> **What to do**
Take every line from the listing below that includes "Playfulness" and copy it.

> **Material**

----------

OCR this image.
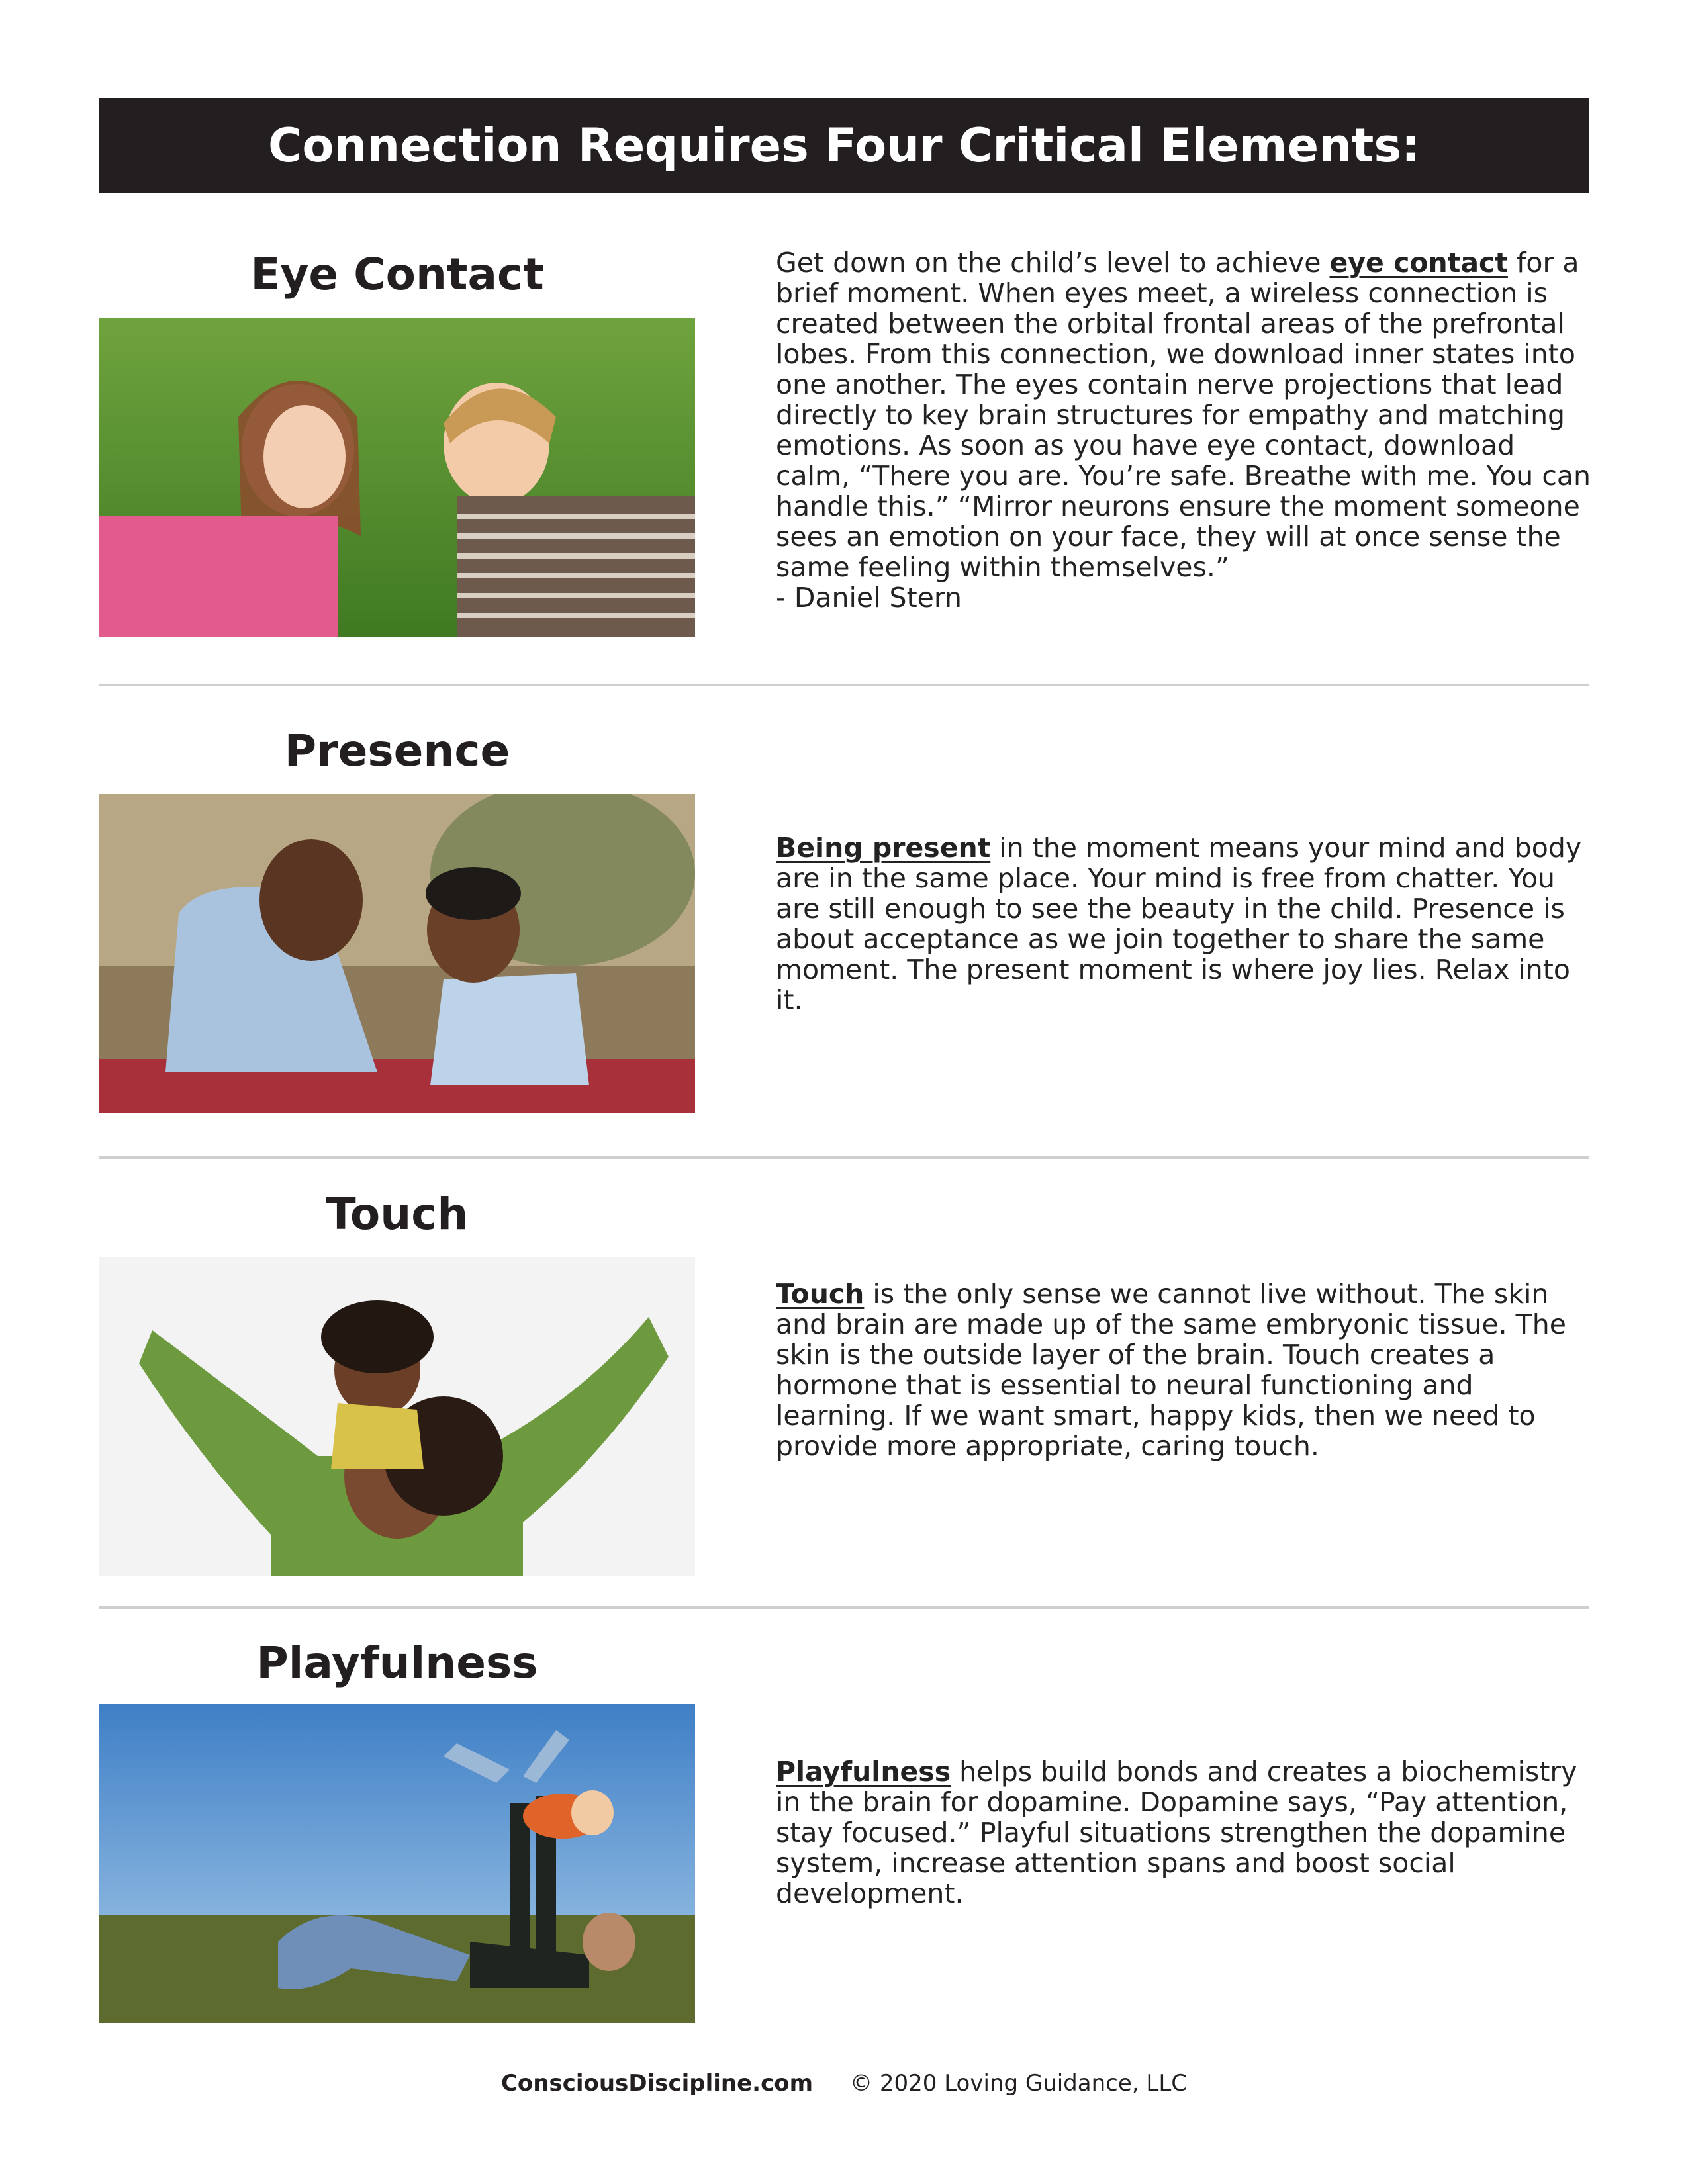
Connection Requires Four Critical Elements:
Eye Contact	Get down on the child’s level to achieve eye contact for a brief moment. When eyes meet, a wireless connection is created between the orbital frontal areas of the prefrontal lobes. From this connection, we download inner states into one another. The eyes contain nerve projections that lead directly to key brain structures for empathy and matching emotions. As soon as you have eye contact, download calm, “There you are. You’re safe. Breathe with me. You can handle this.” “Mirror neurons ensure the moment someone sees an emotion on your face, they will at once sense the same feeling within themselves.”
- Daniel Stern

Presence

Being present in the moment means your mind and body are in the same place. Your mind is free from chatter. You are still enough to see the beauty in the child. Presence is about acceptance as we join together to share the same moment. The present moment is where joy lies. Relax into it.

Touch

Touch is the only sense we cannot live without. The skin and brain are made up of the same embryonic tissue. The skin is the outside layer of the brain. Touch creates a hormone that is essential to neural functioning and learning. If we want smart, happy kids, then we need to provide more appropriate, caring touch.

Playfulness

Playfulness helps build bonds and creates a biochemistry in the brain for dopamine. Dopamine says, “Pay attention, stay focused.” Playful situations strengthen the dopamine system, increase attention spans and boost social development.

ConsciousDiscipline.com © 2020 Loving Guidance, LLC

----------

> **Worked answer**
Playfulness
Playfulness helps build bonds and creates a biochemistry in the brain for dopamine. Dopamine says, “Pay attention, stay focused.” Playful situations strengthen the dopamine system, increase attention spans and boost social development.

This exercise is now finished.